◆ PASSAGE SHOWN:
::::::::

Chronic migraine (CM) is a debilitating neurological condition, estimated to affect 2% of the world population.[29] It is defined as a headache occurring on 15 or more days/month for more than 3 months.[9] Chronic migraine therapeutic approach is more complex than episodic migraine.[8,16,17] Comorbid conditions are common, particularly psychiatric and sleep disorders,[22,28] with significant reduction in quality of life[35] and frequent analgesic use. Patients often need a multifactorial approach, adding pharmacological treatments to nonpharmacological options.

Placebo response is a powerful determinant of health outcomes in several disorders and may directly interfere with tolerance and efficacy of pharmacological therapy.[1,2] High-evidence studies have demonstrated the importance of placebo and nocebo effects, with symptom relief in conditions such as pain, depression, Parkinson disease, hypertension, arthritis, migraine, cancer, and asthma.[20] This result reaches 75% of the overall treatment in conditions such as fibromyalgia[37] and osteoarthritis.[38] In the management of acute headache, these results ranged between 21% and 30% of remission with placebo.[25,26,30]

In a consensus of experts in placebo and nocebo,[13] the importance of differentiating between the placebo effect and the placebo response[14] was emphasized. The placebo response includes all health changes that result after the application of an inactive treatment, whereas the placebo effect refers to changes specifically attributable to the placebo mechanism, including patient’s expectation, genetics, disease severity, patient–physician relationship, environmental circumstances, and external factors such as the route of administration and treatment aggressiveness.[24]

Previous studies show that different routes of administration and placebo procedures result in different outcomes. Intra-articular and topical placebo had a significantly greater response than oral placebo in osteoarthritis.[5] Pain threshold was not different in an experiment comparing placebo pills, sham acupuncture, and cue conditioning.[21] In high-altitude headache, placebo oxygen inhaled through a mask was superior to placebo aspirin pills.[6]

In migraine, subcutaneous placebo was superior to the oral route,[9,26] another meta-analysis showed greater effect with intranasal route,[30] and finally sham acupuncture surgery and sham surgery had more pronounced reduction of migraine frequency than oral placebos.[27]

Such studies corroborate the hypothesis that a good part of the clinical treatment of migraine might be due to nonspecific effects and that the size of such effects might differ between different routes of administration. Therefore, we aim to answer the question: Do different routes of administration have different placebo effects in migraine?

::::::::

◆ DATA FOR ANALYSIS:

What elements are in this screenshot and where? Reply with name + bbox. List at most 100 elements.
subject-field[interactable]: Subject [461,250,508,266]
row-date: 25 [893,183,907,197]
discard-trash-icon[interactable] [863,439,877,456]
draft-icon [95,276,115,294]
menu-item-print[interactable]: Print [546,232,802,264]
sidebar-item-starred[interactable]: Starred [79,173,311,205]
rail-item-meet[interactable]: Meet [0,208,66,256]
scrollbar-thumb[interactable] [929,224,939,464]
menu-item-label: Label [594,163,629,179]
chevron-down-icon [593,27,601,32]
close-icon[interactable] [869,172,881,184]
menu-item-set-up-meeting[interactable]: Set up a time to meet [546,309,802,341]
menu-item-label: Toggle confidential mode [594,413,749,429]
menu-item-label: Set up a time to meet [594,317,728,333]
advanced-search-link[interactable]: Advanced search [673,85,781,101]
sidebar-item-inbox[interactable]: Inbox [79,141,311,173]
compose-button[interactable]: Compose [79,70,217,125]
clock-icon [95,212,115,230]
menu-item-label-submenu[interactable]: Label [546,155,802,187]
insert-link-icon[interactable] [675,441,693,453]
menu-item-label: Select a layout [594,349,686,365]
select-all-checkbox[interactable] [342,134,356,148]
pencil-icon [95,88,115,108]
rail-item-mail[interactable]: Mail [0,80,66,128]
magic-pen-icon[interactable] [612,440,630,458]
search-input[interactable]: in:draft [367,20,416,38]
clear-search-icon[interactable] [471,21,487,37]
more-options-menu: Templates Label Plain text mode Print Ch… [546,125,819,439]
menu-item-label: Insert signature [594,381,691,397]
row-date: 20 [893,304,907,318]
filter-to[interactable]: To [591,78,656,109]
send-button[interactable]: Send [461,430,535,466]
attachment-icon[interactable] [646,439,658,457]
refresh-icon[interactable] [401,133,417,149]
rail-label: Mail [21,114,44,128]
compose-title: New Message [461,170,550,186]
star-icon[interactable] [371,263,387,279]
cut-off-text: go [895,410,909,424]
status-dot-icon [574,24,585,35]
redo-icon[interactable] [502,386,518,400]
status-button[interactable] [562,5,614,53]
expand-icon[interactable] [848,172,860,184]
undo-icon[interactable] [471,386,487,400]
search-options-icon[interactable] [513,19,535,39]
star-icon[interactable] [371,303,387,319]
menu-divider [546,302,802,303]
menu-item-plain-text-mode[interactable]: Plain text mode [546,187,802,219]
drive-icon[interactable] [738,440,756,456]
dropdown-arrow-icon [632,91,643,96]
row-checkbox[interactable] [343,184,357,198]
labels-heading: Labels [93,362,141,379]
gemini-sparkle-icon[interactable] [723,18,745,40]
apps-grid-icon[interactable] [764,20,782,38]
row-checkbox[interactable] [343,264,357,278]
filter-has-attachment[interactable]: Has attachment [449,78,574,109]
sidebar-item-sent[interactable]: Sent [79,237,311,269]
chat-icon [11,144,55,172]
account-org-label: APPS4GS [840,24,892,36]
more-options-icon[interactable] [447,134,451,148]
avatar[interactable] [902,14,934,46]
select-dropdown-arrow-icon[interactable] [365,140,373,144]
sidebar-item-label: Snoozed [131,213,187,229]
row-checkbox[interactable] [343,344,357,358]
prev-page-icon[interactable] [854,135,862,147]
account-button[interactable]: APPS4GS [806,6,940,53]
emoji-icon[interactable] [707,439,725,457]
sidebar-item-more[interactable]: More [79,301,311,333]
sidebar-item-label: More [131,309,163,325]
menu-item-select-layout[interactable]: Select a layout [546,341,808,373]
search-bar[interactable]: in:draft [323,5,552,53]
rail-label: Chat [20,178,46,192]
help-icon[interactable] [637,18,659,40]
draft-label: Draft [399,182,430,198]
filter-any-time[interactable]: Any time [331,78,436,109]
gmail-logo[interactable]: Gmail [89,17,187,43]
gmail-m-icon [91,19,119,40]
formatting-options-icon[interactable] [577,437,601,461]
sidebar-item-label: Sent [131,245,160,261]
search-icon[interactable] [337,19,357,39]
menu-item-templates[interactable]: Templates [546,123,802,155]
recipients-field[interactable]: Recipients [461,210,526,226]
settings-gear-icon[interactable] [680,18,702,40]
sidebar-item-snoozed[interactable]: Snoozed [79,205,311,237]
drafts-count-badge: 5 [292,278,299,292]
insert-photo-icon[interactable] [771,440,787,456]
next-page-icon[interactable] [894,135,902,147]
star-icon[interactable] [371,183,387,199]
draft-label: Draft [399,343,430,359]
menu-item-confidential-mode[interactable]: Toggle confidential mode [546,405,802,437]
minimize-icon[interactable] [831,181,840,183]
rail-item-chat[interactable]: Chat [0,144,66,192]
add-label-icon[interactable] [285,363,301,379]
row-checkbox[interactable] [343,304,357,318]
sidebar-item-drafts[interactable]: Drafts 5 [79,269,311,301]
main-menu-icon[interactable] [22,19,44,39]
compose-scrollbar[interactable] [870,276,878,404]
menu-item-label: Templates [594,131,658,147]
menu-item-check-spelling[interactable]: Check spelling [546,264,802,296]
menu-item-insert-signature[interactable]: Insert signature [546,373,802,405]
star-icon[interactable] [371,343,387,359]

::::::::

◆ SET OF TASKS:
1. In the passage on placebo and migraine, how is chronic migraine defined?
2. For each statement below, say whether the passage on placebo and migraine supports it. Answer yes or no and quote the deciding words.
(a) In osteoarthritis, sham acupuncture had a significantly greater response than oral placebo.
(b) In high-altitude headache, placebo oxygen inhaled through a mask did better than placebo aspirin pills.
(c) Chronic migraine is estimated to affect 2% of the world population.
3. Continue the passage on placebo routes of administration in migraine from the point where it stops.

◆ YOUR RESPONSES:
1. It is a headache occurring on 15 or more days per month for more than 3 months.

2.
(a) No: "Intra-articular and topical placebo had a significantly greater response than oral placebo in osteoarthritis."
(b) Yes: "In high-altitude headache, placebo oxygen inhaled through a mask was superior to placebo aspirin pills."
(c) Yes: "estimated to affect 2% of the world population."

3.
Chronic migraine is a good model for studying placebo response. It is a well-defined disease, affects a large population, and a great number of clinical trials have been performed. We aimed to estimate the difference between placebo response in application on specific areas in the head and neck (botulinum toxin)[3,4,12] vs administered orally (topiramate),[33] intravenous (eptinezumab),[23,31] and subcutaneous (erenumab,[36] galcanezumab,[11,15] and fremanezumab)[7,32] in CM preventive treatment, by collecting data from completed randomized double-blind placebo-controlled trials in adults. This knowledge would benefit both clinical practice and drug development.